--- Begin Dataset entries ---

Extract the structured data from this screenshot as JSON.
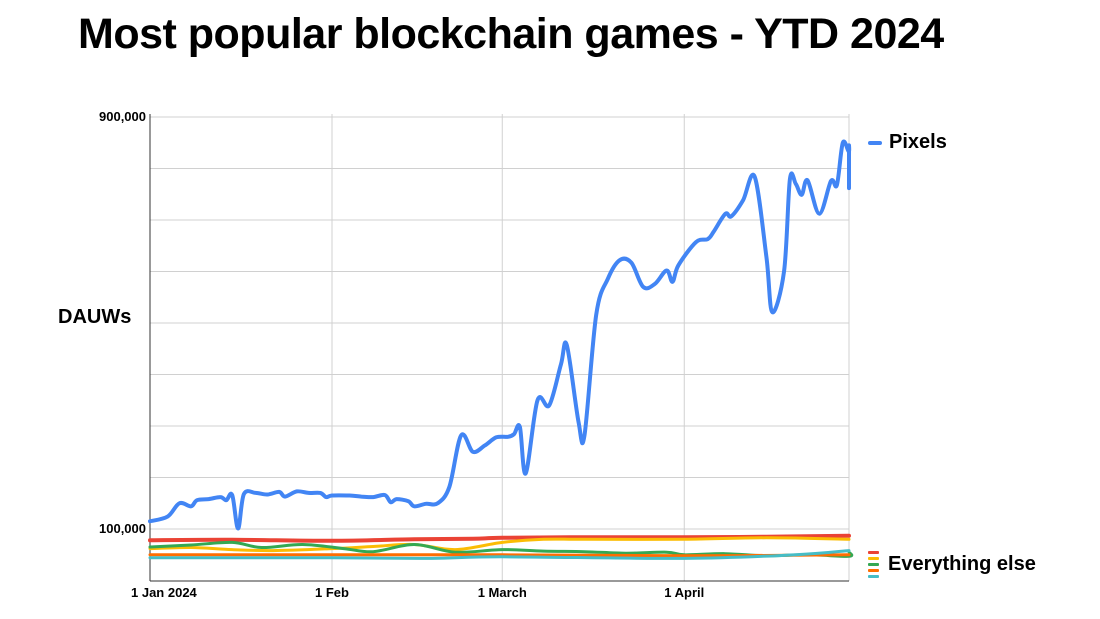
{
  "chart_data": {
    "type": "line",
    "title": "Most popular blockchain games - YTD 2024",
    "ylabel": "DAUWs",
    "xlabel": "",
    "x_start": "2024-01-01",
    "x_end": "2024-04-30",
    "x_ticks": [
      {
        "date": "2024-01-01",
        "label": "1 Jan 2024"
      },
      {
        "date": "2024-02-01",
        "label": "1 Feb"
      },
      {
        "date": "2024-03-01",
        "label": "1 March"
      },
      {
        "date": "2024-04-01",
        "label": "1 April"
      }
    ],
    "y_ticks": [
      {
        "value": 900000,
        "label": "900,000"
      },
      {
        "value": 100000,
        "label": "100,000"
      }
    ],
    "ylim": [
      20000,
      900000
    ],
    "grid": true,
    "legend": [
      {
        "label": "Pixels",
        "colors": [
          "#4285f4"
        ],
        "position": "right-top"
      },
      {
        "label": "Everything else",
        "colors": [
          "#ea4335",
          "#fbbc04",
          "#34a853",
          "#ff6d01",
          "#46bdc6"
        ],
        "position": "right-bottom"
      }
    ],
    "series": [
      {
        "color": "#4285f4",
        "width": 4,
        "points": [
          [
            "2024-01-01",
            115000
          ],
          [
            "2024-01-04",
            124000
          ],
          [
            "2024-01-06",
            150000
          ],
          [
            "2024-01-08",
            144000
          ],
          [
            "2024-01-09",
            156000
          ],
          [
            "2024-01-11",
            158000
          ],
          [
            "2024-01-13",
            162000
          ],
          [
            "2024-01-14",
            156000
          ],
          [
            "2024-01-15",
            166000
          ],
          [
            "2024-01-16",
            101000
          ],
          [
            "2024-01-17",
            168000
          ],
          [
            "2024-01-19",
            170000
          ],
          [
            "2024-01-21",
            167000
          ],
          [
            "2024-01-23",
            172000
          ],
          [
            "2024-01-24",
            163000
          ],
          [
            "2024-01-26",
            173000
          ],
          [
            "2024-01-28",
            170000
          ],
          [
            "2024-01-30",
            170000
          ],
          [
            "2024-01-31",
            162000
          ],
          [
            "2024-02-01",
            165000
          ],
          [
            "2024-02-04",
            165000
          ],
          [
            "2024-02-06",
            163000
          ],
          [
            "2024-02-08",
            162000
          ],
          [
            "2024-02-10",
            166000
          ],
          [
            "2024-02-11",
            152000
          ],
          [
            "2024-02-12",
            158000
          ],
          [
            "2024-02-14",
            154000
          ],
          [
            "2024-02-15",
            144000
          ],
          [
            "2024-02-17",
            149000
          ],
          [
            "2024-02-19",
            150000
          ],
          [
            "2024-02-21",
            182000
          ],
          [
            "2024-02-23",
            282000
          ],
          [
            "2024-02-25",
            250000
          ],
          [
            "2024-02-27",
            262000
          ],
          [
            "2024-02-29",
            278000
          ],
          [
            "2024-03-02",
            279000
          ],
          [
            "2024-03-03",
            284000
          ],
          [
            "2024-03-04",
            298000
          ],
          [
            "2024-03-05",
            208000
          ],
          [
            "2024-03-07",
            350000
          ],
          [
            "2024-03-09",
            340000
          ],
          [
            "2024-03-11",
            420000
          ],
          [
            "2024-03-12",
            457000
          ],
          [
            "2024-03-14",
            307000
          ],
          [
            "2024-03-15",
            282000
          ],
          [
            "2024-03-17",
            516000
          ],
          [
            "2024-03-19",
            586000
          ],
          [
            "2024-03-21",
            622000
          ],
          [
            "2024-03-23",
            617000
          ],
          [
            "2024-03-25",
            570000
          ],
          [
            "2024-03-27",
            576000
          ],
          [
            "2024-03-29",
            602000
          ],
          [
            "2024-03-30",
            580000
          ],
          [
            "2024-03-31",
            612000
          ],
          [
            "2024-04-03",
            657000
          ],
          [
            "2024-04-05",
            663000
          ],
          [
            "2024-04-06",
            677000
          ],
          [
            "2024-04-08",
            712000
          ],
          [
            "2024-04-09",
            707000
          ],
          [
            "2024-04-11",
            738000
          ],
          [
            "2024-04-13",
            784000
          ],
          [
            "2024-04-15",
            627000
          ],
          [
            "2024-04-16",
            521000
          ],
          [
            "2024-04-18",
            601000
          ],
          [
            "2024-04-19",
            779000
          ],
          [
            "2024-04-20",
            770000
          ],
          [
            "2024-04-21",
            749000
          ],
          [
            "2024-04-22",
            777000
          ],
          [
            "2024-04-24",
            712000
          ],
          [
            "2024-04-26",
            776000
          ],
          [
            "2024-04-27",
            768000
          ],
          [
            "2024-04-28",
            850000
          ],
          [
            "2024-04-29",
            833000
          ],
          [
            "2024-04-30",
            845000
          ],
          [
            "2024-05-01",
            824000
          ],
          [
            "2024-05-02",
            843000
          ],
          [
            "2024-05-03",
            812000
          ],
          [
            "2024-05-04",
            762000
          ],
          [
            "2024-05-05",
            825000
          ],
          [
            "2024-05-06",
            804000
          ],
          [
            "2024-05-07",
            833000
          ]
        ]
      },
      {
        "color": "#ea4335",
        "width": 4,
        "points": [
          [
            "2024-01-01",
            78000
          ],
          [
            "2024-01-15",
            79000
          ],
          [
            "2024-02-01",
            77000
          ],
          [
            "2024-02-15",
            80000
          ],
          [
            "2024-02-25",
            81000
          ],
          [
            "2024-03-01",
            83000
          ],
          [
            "2024-03-15",
            84000
          ],
          [
            "2024-04-01",
            84000
          ],
          [
            "2024-04-15",
            85000
          ],
          [
            "2024-05-07",
            87000
          ]
        ]
      },
      {
        "color": "#fbbc04",
        "width": 3,
        "points": [
          [
            "2024-01-01",
            62000
          ],
          [
            "2024-01-08",
            64000
          ],
          [
            "2024-01-15",
            60000
          ],
          [
            "2024-01-22",
            58000
          ],
          [
            "2024-02-01",
            62000
          ],
          [
            "2024-02-08",
            66000
          ],
          [
            "2024-02-15",
            70000
          ],
          [
            "2024-02-22",
            60000
          ],
          [
            "2024-03-01",
            74000
          ],
          [
            "2024-03-08",
            80000
          ],
          [
            "2024-03-15",
            80000
          ],
          [
            "2024-04-01",
            80000
          ],
          [
            "2024-04-15",
            83000
          ],
          [
            "2024-05-07",
            80000
          ]
        ]
      },
      {
        "color": "#34a853",
        "width": 3,
        "points": [
          [
            "2024-01-01",
            65000
          ],
          [
            "2024-01-08",
            69000
          ],
          [
            "2024-01-15",
            74000
          ],
          [
            "2024-01-20",
            64000
          ],
          [
            "2024-01-27",
            70000
          ],
          [
            "2024-02-03",
            62000
          ],
          [
            "2024-02-08",
            56000
          ],
          [
            "2024-02-15",
            70000
          ],
          [
            "2024-02-22",
            55000
          ],
          [
            "2024-03-01",
            60000
          ],
          [
            "2024-03-08",
            57000
          ],
          [
            "2024-03-15",
            56000
          ],
          [
            "2024-03-22",
            53000
          ],
          [
            "2024-03-29",
            55000
          ],
          [
            "2024-04-01",
            50000
          ],
          [
            "2024-04-08",
            52000
          ],
          [
            "2024-04-15",
            48000
          ],
          [
            "2024-04-22",
            50000
          ],
          [
            "2024-04-29",
            47000
          ],
          [
            "2024-05-07",
            55000
          ]
        ]
      },
      {
        "color": "#ff6d01",
        "width": 3,
        "points": [
          [
            "2024-01-01",
            50000
          ],
          [
            "2024-02-01",
            50000
          ],
          [
            "2024-03-01",
            50000
          ],
          [
            "2024-04-01",
            48000
          ],
          [
            "2024-05-07",
            50000
          ]
        ]
      },
      {
        "color": "#46bdc6",
        "width": 3,
        "points": [
          [
            "2024-01-01",
            44000
          ],
          [
            "2024-02-01",
            44000
          ],
          [
            "2024-02-18",
            43000
          ],
          [
            "2024-03-01",
            46000
          ],
          [
            "2024-04-01",
            43000
          ],
          [
            "2024-04-20",
            50000
          ],
          [
            "2024-05-07",
            58000
          ]
        ]
      }
    ]
  }
}
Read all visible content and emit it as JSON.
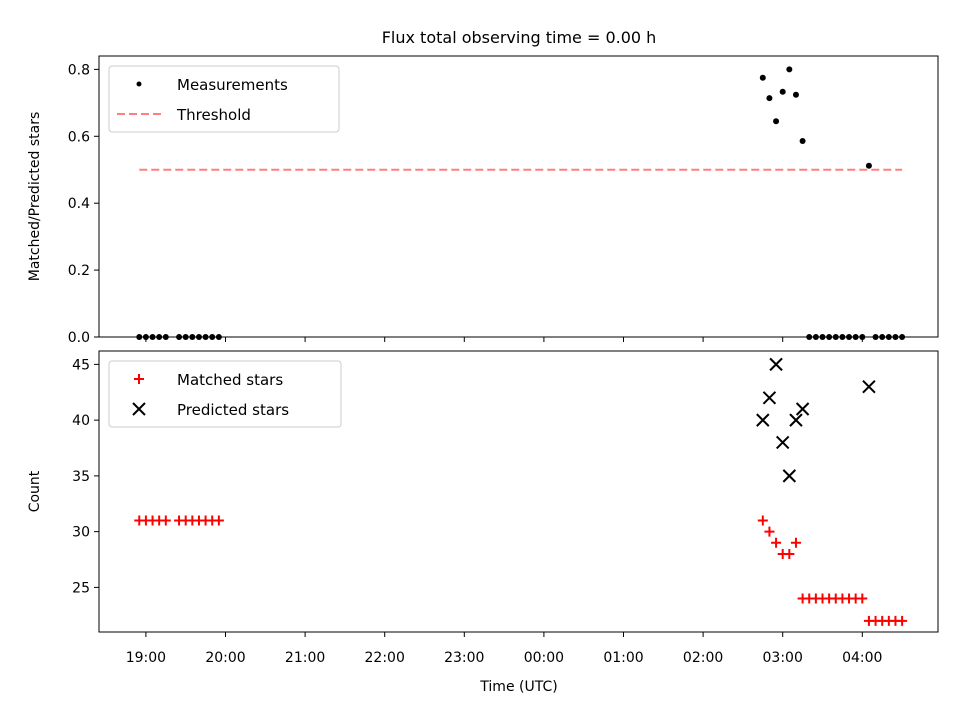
{
  "title": "Flux total observing time = 0.00 h",
  "xlabel": "Time (UTC)",
  "x_ticks": [
    "19:00",
    "20:00",
    "21:00",
    "22:00",
    "23:00",
    "00:00",
    "01:00",
    "02:00",
    "03:00",
    "04:00"
  ],
  "chart_data": [
    {
      "type": "scatter",
      "ylabel": "Matched/Predicted stars",
      "ylim": [
        0,
        0.84
      ],
      "y_ticks": [
        "0.0",
        "0.2",
        "0.4",
        "0.6",
        "0.8"
      ],
      "legend_position": "upper-left",
      "series": [
        {
          "name": "Measurements",
          "marker": "dot",
          "color": "#000000",
          "points": [
            [
              "18:55",
              0
            ],
            [
              "19:00",
              0
            ],
            [
              "19:05",
              0
            ],
            [
              "19:10",
              0
            ],
            [
              "19:15",
              0
            ],
            [
              "19:25",
              0
            ],
            [
              "19:30",
              0
            ],
            [
              "19:35",
              0
            ],
            [
              "19:40",
              0
            ],
            [
              "19:45",
              0
            ],
            [
              "19:50",
              0
            ],
            [
              "19:55",
              0
            ],
            [
              "02:45",
              0.775
            ],
            [
              "02:50",
              0.714
            ],
            [
              "02:55",
              0.645
            ],
            [
              "03:00",
              0.733
            ],
            [
              "03:05",
              0.8
            ],
            [
              "03:10",
              0.724
            ],
            [
              "03:15",
              0.586
            ],
            [
              "03:20",
              0
            ],
            [
              "03:25",
              0
            ],
            [
              "03:30",
              0
            ],
            [
              "03:35",
              0
            ],
            [
              "03:40",
              0
            ],
            [
              "03:45",
              0
            ],
            [
              "03:50",
              0
            ],
            [
              "03:55",
              0
            ],
            [
              "04:00",
              0
            ],
            [
              "04:05",
              0.512
            ],
            [
              "04:10",
              0
            ],
            [
              "04:15",
              0
            ],
            [
              "04:20",
              0
            ],
            [
              "04:25",
              0
            ],
            [
              "04:30",
              0
            ]
          ]
        },
        {
          "name": "Threshold",
          "marker": "dashed-line",
          "color": "#ff7f7f",
          "points": [
            [
              "18:55",
              0.5
            ],
            [
              "04:30",
              0.5
            ]
          ]
        }
      ]
    },
    {
      "type": "scatter",
      "ylabel": "Count",
      "ylim": [
        21,
        46.2
      ],
      "y_ticks": [
        "25",
        "30",
        "35",
        "40",
        "45"
      ],
      "legend_position": "upper-left",
      "series": [
        {
          "name": "Matched stars",
          "marker": "plus",
          "color": "#ff0000",
          "points": [
            [
              "18:55",
              31
            ],
            [
              "19:00",
              31
            ],
            [
              "19:05",
              31
            ],
            [
              "19:10",
              31
            ],
            [
              "19:15",
              31
            ],
            [
              "19:25",
              31
            ],
            [
              "19:30",
              31
            ],
            [
              "19:35",
              31
            ],
            [
              "19:40",
              31
            ],
            [
              "19:45",
              31
            ],
            [
              "19:50",
              31
            ],
            [
              "19:55",
              31
            ],
            [
              "02:45",
              31
            ],
            [
              "02:50",
              30
            ],
            [
              "02:55",
              29
            ],
            [
              "03:00",
              28
            ],
            [
              "03:05",
              28
            ],
            [
              "03:10",
              29
            ],
            [
              "03:15",
              24
            ],
            [
              "03:20",
              24
            ],
            [
              "03:25",
              24
            ],
            [
              "03:30",
              24
            ],
            [
              "03:35",
              24
            ],
            [
              "03:40",
              24
            ],
            [
              "03:45",
              24
            ],
            [
              "03:50",
              24
            ],
            [
              "03:55",
              24
            ],
            [
              "04:00",
              24
            ],
            [
              "04:05",
              22
            ],
            [
              "04:10",
              22
            ],
            [
              "04:15",
              22
            ],
            [
              "04:20",
              22
            ],
            [
              "04:25",
              22
            ],
            [
              "04:30",
              22
            ]
          ]
        },
        {
          "name": "Predicted stars",
          "marker": "cross",
          "color": "#000000",
          "points": [
            [
              "02:45",
              40
            ],
            [
              "02:50",
              42
            ],
            [
              "02:55",
              45
            ],
            [
              "03:00",
              38
            ],
            [
              "03:05",
              35
            ],
            [
              "03:10",
              40
            ],
            [
              "03:15",
              41
            ],
            [
              "04:05",
              43
            ]
          ]
        }
      ]
    }
  ]
}
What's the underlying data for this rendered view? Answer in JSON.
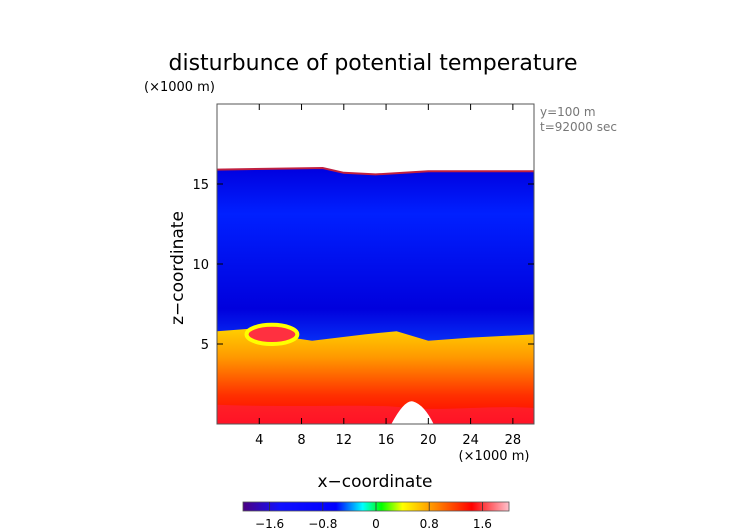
{
  "chart_data": {
    "type": "heatmap",
    "title": "disturbunce of potential temperature",
    "xlabel": "x−coordinate",
    "ylabel": "z−coordinate",
    "x_unit": "(×1000 m)",
    "y_unit": "(×1000 m)",
    "annotations": [
      "y=100  m",
      "t=92000 sec"
    ],
    "xlim": [
      0,
      30
    ],
    "ylim": [
      0,
      20
    ],
    "x_ticks": [
      4,
      8,
      12,
      16,
      20,
      24,
      28
    ],
    "x_tick_labels": [
      "4",
      "8",
      "12",
      "16",
      "20",
      "24",
      "28"
    ],
    "y_ticks": [
      5,
      10,
      15
    ],
    "y_tick_labels": [
      "5",
      "10",
      "15"
    ],
    "colorbar": {
      "range": [
        -2.0,
        2.0
      ],
      "ticks": [
        -1.6,
        -0.8,
        0,
        0.8,
        1.6
      ],
      "tick_labels": [
        "−1.6",
        "−0.8",
        "0",
        "0.8",
        "1.6"
      ],
      "colors": [
        "#4b0082",
        "#0000ff",
        "#00ffff",
        "#00ff00",
        "#ffff00",
        "#ff8c00",
        "#ff0000",
        "#ffc0cb"
      ]
    },
    "field": {
      "domain_top_km": [
        [
          0,
          15.9
        ],
        [
          10,
          16.0
        ],
        [
          12,
          15.7
        ],
        [
          15,
          15.6
        ],
        [
          20,
          15.8
        ],
        [
          30,
          15.8
        ]
      ],
      "transition_height_km": [
        [
          0,
          5.8
        ],
        [
          4,
          6.0
        ],
        [
          6,
          5.5
        ],
        [
          9,
          5.2
        ],
        [
          14,
          5.6
        ],
        [
          17,
          5.8
        ],
        [
          20,
          5.2
        ],
        [
          24,
          5.4
        ],
        [
          30,
          5.6
        ]
      ],
      "values_summary": [
        {
          "region": "upper layer above ~6 km",
          "value": -1.4
        },
        {
          "region": "lower layer below ~5 km",
          "value": 1.2
        },
        {
          "region": "near surface",
          "value": 1.7
        },
        {
          "region": "bubble near x=5, z=5.5",
          "value": 1.5
        },
        {
          "region": "surface at x≈18.5",
          "value": 2.0
        }
      ]
    }
  }
}
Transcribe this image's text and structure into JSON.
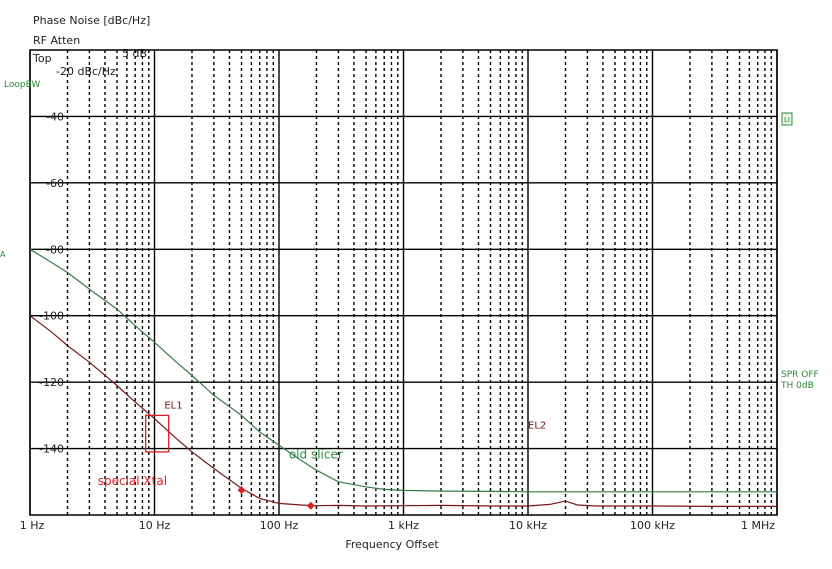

--- End Dataset entries ---

◆ Written problem
Find every line with "Predicted" in the listing and state how many there are, nothing else.

◆ Correct answer
2